──────── PROVIDED ENTRIES ────────

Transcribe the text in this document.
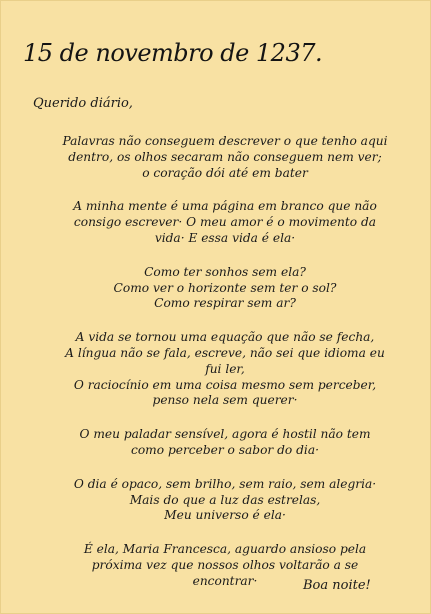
15 de novembro de 1237.
Querido diário,
Palavras não conseguem descrever o que tenho aqui
dentro, os olhos secaram não conseguem nem ver;
o coração dói até em bater
A minha mente é uma página em branco que não
consigo escrever· O meu amor é o movimento da
vida· E essa vida é ela·
Como ter sonhos sem ela?
Como ver o horizonte sem ter o sol?
Como respirar sem ar?
A vida se tornou uma equação que não se fecha,
A língua não se fala, escreve, não sei que idioma eu
fui ler,
O raciocínio em uma coisa mesmo sem perceber,
penso nela sem querer·
O meu paladar sensível, agora é hostil não tem
como perceber o sabor do dia·
O dia é opaco, sem brilho, sem raio, sem alegria·
Mais do que a luz das estrelas,
Meu universo é ela·
É ela, Maria Francesca, aguardo ansioso pela
próxima vez que nossos olhos voltarão a se
encontrar·	Boa noite!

────────

INSTRUCTION: Check each line above for the string "vida" and show the ones that have it.

RESPONSE TO THIS TASK:
vida· E essa vida é ela·
A vida se tornou uma equação que não se fecha,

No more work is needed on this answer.